§ **PROBLEM TO SOLVE**
Copy out every line of the material below word for word, omitting the pictures.

Spatial layout data
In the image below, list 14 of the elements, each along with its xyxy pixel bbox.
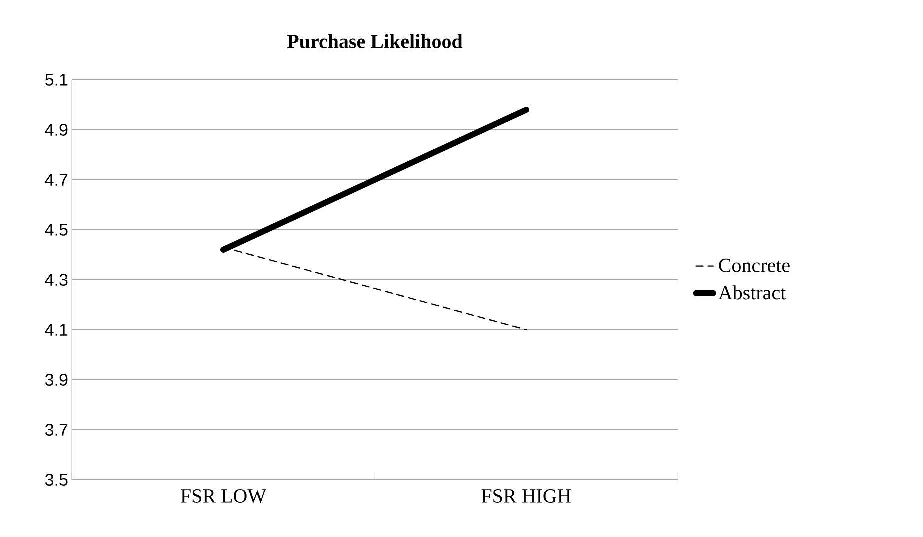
y-tick-label: 3.7 — [45, 424, 68, 436]
chart-title: Purchase Likelihood — [287, 34, 463, 48]
y-tick-label: 4.7 — [45, 174, 68, 186]
y-tick-label: 4.3 — [45, 274, 68, 286]
y-tick-label: 3.5 — [45, 474, 68, 486]
legend-label: Abstract — [718, 286, 786, 300]
y-tick-label: 4.1 — [45, 324, 68, 336]
y-tick-label: 4.5 — [45, 224, 68, 236]
y-tick-label: 3.9 — [45, 374, 68, 386]
legend-label: Concrete — [719, 258, 790, 272]
x-tick-label: FSR HIGH — [482, 490, 572, 503]
y-tick-label: 5.1 — [46, 74, 68, 86]
x-tick-label: FSR LOW — [181, 490, 267, 504]
y-tick-label: 4.9 — [45, 124, 68, 136]
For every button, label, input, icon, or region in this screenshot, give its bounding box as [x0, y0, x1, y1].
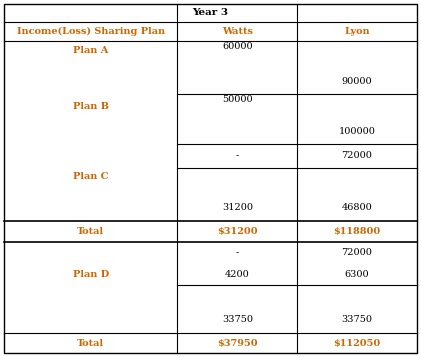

§ **EXERCISE RESPONSE**
In the image below, list 14 of the elements, each along with its xyxy pixel bbox.
y-tick-label: 3.7 — [45, 424, 68, 436]
chart-title: Purchase Likelihood — [287, 34, 463, 48]
y-tick-label: 4.7 — [45, 174, 68, 186]
y-tick-label: 4.3 — [45, 274, 68, 286]
y-tick-label: 3.5 — [45, 474, 68, 486]
legend-label: Abstract — [718, 286, 786, 300]
y-tick-label: 4.1 — [45, 324, 68, 336]
y-tick-label: 4.5 — [45, 224, 68, 236]
y-tick-label: 3.9 — [45, 374, 68, 386]
legend-label: Concrete — [719, 258, 790, 272]
x-tick-label: FSR HIGH — [482, 490, 572, 503]
y-tick-label: 5.1 — [46, 74, 68, 86]
x-tick-label: FSR LOW — [181, 490, 267, 504]
y-tick-label: 4.9 — [45, 124, 68, 136]
For every button, label, input, icon, or region in this screenshot, give its bounding box as [x0, y0, x1, y1].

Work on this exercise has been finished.